Job ▸
Repeat each line word for word.

Material to process ▸

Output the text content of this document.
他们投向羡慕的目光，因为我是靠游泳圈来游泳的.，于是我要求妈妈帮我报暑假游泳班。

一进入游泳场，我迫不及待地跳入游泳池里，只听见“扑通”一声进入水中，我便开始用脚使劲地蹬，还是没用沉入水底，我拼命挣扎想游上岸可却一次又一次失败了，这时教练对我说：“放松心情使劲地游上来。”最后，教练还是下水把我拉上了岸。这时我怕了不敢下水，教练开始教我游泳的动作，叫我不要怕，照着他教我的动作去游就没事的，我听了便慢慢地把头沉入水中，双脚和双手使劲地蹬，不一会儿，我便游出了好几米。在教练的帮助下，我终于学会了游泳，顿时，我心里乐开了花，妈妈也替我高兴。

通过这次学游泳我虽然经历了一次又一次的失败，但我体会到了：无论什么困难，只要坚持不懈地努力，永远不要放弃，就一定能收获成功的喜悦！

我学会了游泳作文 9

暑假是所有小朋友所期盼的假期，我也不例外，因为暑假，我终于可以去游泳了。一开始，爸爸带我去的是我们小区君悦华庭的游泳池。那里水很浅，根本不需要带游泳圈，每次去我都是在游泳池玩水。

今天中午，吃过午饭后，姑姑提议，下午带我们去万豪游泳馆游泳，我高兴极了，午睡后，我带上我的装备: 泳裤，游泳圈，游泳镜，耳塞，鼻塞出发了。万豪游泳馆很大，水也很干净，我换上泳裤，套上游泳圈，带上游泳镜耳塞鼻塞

Solution for this task ▸
Output the text content of this document.
他们投向羡慕的目光，因为我是靠游泳圈来游泳的.，于是我要求妈妈帮我报暑假游泳班。

一进入游泳场，我迫不及待地跳入游泳池里，只听见“扑通”一声进入水中，我便开始用脚使劲地蹬，还是没用沉入水底，我拼命挣扎想游上岸可却一次又一次失败了，这时教练对我说：“放松心情使劲地游上来。”最后，教练还是下水把我拉上了岸。这时我怕了不敢下水，教练开始教我游泳的动作，叫我不要怕，照着他教我的动作去游就没事的，我听了便慢慢地把头沉入水中，双脚和双手使劲地蹬，不一会儿，我便游出了好几米。在教练的帮助下，我终于学会了游泳，顿时，我心里乐开了花，妈妈也替我高兴。

通过这次学游泳我虽然经历了一次又一次的失败，但我体会到了：无论什么困难，只要坚持不懈地努力，永远不要放弃，就一定能收获成功的喜悦！

我学会了游泳作文 9

暑假是所有小朋友所期盼的假期，我也不例外，因为暑假，我终于可以去游泳了。一开始，爸爸带我去的是我们小区君悦华庭的游泳池。那里水很浅，根本不需要带游泳圈，每次去我都是在游泳池玩水。

今天中午，吃过午饭后，姑姑提议，下午带我们去万豪游泳馆游泳，我高兴极了，午睡后，我带上我的装备: 泳裤，游泳圈，游泳镜，耳塞，鼻塞出发了。万豪游泳馆很大，水也很干净，我换上泳裤，套上游泳圈，带上游泳镜耳塞鼻塞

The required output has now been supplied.